§ **PROBLEM SET**
1. In the forum thread on decimal place value, what number talk was one teacher encouraged to do?
2. Please resume the forum thread on decimal place value, starting right after its final sentence.
--- Start of TEXT SEGMENT ---
I would tend to ask an additional question before I evaluated if they understood the difference between hundreds or tenths. What might it look like to ask about an application of .3 Vs .30... Where in the world might each of those make more sense or be applied?
I also just had a similar issue and was encouraged to do a number talk called more or less than 10. We gave problems such as this :
8.75 + 1.9
We asked students to reason if it was more or less then 10 mentally. It really helped me to see which students struggled with .9 versus .09
It was amazing how many said 9.84 without reasoning the place value mentally. Very eye opening for me.
If we are teaching students that 0.3 is equal to 0.30 then how can we not accept either as a correct answer for rounding 0.34 to the nearest tenth?
My question would be are you grading on a standard based system or a point system based on correct/incorrect? I am not suggesting it is not an equivalent number but I would want to ask a follow-up question before I measured their progress toward the standard.
I am very interested in hearing more about your thoughts.
--- End of TEXT SEGMENT ---
--- Start of GIVEN DATA ---
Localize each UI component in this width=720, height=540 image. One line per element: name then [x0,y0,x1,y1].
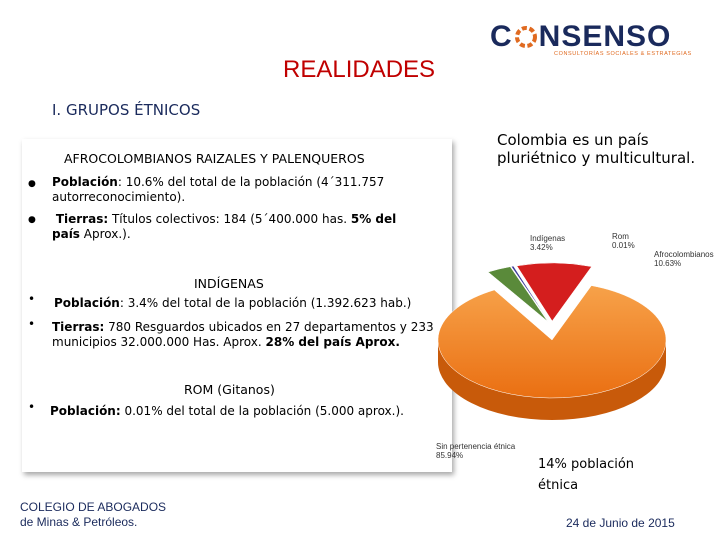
--- End of GIVEN DATA ---
§ **ANSWERS FOR THE TASKS**
1. A number talk called more or less than 10.

2.
Rounding is a difficult concept for many students to understand, and it may be that it's usefulness in not clearly explained. For example; we always round money to the nearest cent, why? because we can't pay anything less than a cent.
Recent emphasis on estimating has made rounding much more important. It took me a while to figure out that using calculators made estimating more important so we know when an answer is clearly way off.
That is such an interesting question Mary Lou. My question (to myself) when asking students to round is "What is my purpose?" When we use rounding, as adults it is typically to make something a bit easier to deal with rather than using the original number or when we are estimating, right? In the CCSS, rounding is used as an estimation strategy to think about reasonableness of an answer: http://www.corestandards.org/Math/Content/4/OA/A/3/, so that is really interesting to me and makes me think that the answer 0.30 is absolutely correct. It is 3 tenths, which is 30 hundredths, which would be the same reasonable answer to a question that asked students to think about a reasonable answer to a question.
Hope that helps!
Yes I always tell my fourth graders the zero after the last digit is nothing.hope that helps.
Very interesting question indeed. I would say there are different answers to this question. Think in terms of real life context: what if you were talking about money? Rounding .34 dollar to the nearest tenth you would could say .3 dollars or 30 cents or $0.30 - all logical and correct ways to think about it in real life context. However if you are strictly evaluating the understanding of tenths place versus hundredths place then .3 seems like it demonstrates that understanding better.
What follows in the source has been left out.